**The request:**
Word for word, retype every entry in the listing.

**Material:**
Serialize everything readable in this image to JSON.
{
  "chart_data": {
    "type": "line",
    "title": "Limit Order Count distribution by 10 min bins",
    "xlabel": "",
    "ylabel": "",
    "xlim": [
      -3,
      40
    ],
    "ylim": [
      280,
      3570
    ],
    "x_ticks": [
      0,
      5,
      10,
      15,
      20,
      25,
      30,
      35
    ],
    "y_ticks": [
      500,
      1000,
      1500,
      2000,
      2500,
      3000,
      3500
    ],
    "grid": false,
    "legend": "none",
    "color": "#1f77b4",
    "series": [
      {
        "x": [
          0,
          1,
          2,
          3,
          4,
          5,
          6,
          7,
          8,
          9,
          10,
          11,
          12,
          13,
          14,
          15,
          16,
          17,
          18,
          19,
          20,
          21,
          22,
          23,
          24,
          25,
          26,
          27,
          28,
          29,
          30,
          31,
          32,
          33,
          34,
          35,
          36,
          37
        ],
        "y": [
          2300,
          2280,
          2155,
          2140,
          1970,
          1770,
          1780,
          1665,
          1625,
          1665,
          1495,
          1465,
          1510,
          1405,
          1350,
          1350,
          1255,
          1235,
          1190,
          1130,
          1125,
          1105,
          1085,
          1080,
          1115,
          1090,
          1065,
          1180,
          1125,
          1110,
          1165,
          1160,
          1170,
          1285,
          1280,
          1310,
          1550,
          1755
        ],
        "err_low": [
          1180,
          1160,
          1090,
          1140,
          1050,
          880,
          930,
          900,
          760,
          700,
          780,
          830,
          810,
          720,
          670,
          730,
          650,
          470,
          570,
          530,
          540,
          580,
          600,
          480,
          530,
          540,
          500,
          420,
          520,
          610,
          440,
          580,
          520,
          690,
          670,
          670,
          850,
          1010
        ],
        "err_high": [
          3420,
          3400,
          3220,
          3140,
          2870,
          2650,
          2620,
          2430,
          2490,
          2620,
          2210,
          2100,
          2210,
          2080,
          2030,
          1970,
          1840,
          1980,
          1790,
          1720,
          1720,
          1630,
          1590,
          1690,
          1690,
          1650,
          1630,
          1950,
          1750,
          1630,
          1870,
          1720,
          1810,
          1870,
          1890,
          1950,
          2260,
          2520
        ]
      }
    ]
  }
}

**Final answer:**
Serialize everything readable in this image to JSON.
{
  "chart_data": {
    "type": "line",
    "title": "Limit Order Count distribution by 10 min bins",
    "xlabel": "",
    "ylabel": "",
    "xlim": [
      -3,
      40
    ],
    "ylim": [
      280,
      3570
    ],
    "x_ticks": [
      0,
      5,
      10,
      15,
      20,
      25,
      30,
      35
    ],
    "y_ticks": [
      500,
      1000,
      1500,
      2000,
      2500,
      3000,
      3500
    ],
    "grid": false,
    "legend": "none",
    "color": "#1f77b4",
    "series": [
      {
        "x": [
          0,
          1,
          2,
          3,
          4,
          5,
          6,
          7,
          8,
          9,
          10,
          11,
          12,
          13,
          14,
          15,
          16,
          17,
          18,
          19,
          20,
          21,
          22,
          23,
          24,
          25,
          26,
          27,
          28,
          29,
          30,
          31,
          32,
          33,
          34,
          35,
          36,
          37
        ],
        "y": [
          2300,
          2280,
          2155,
          2140,
          1970,
          1770,
          1780,
          1665,
          1625,
          1665,
          1495,
          1465,
          1510,
          1405,
          1350,
          1350,
          1255,
          1235,
          1190,
          1130,
          1125,
          1105,
          1085,
          1080,
          1115,
          1090,
          1065,
          1180,
          1125,
          1110,
          1165,
          1160,
          1170,
          1285,
          1280,
          1310,
          1550,
          1755
        ],
        "err_low": [
          1180,
          1160,
          1090,
          1140,
          1050,
          880,
          930,
          900,
          760,
          700,
          780,
          830,
          810,
          720,
          670,
          730,
          650,
          470,
          570,
          530,
          540,
          580,
          600,
          480,
          530,
          540,
          500,
          420,
          520,
          610,
          440,
          580,
          520,
          690,
          670,
          670,
          850,
          1010
        ],
        "err_high": [
          3420,
          3400,
          3220,
          3140,
          2870,
          2650,
          2620,
          2430,
          2490,
          2620,
          2210,
          2100,
          2210,
          2080,
          2030,
          1970,
          1840,
          1980,
          1790,
          1720,
          1720,
          1630,
          1590,
          1690,
          1690,
          1650,
          1630,
          1950,
          1750,
          1630,
          1870,
          1720,
          1810,
          1870,
          1890,
          1950,
          2260,
          2520
        ]
      }
    ]
  }
}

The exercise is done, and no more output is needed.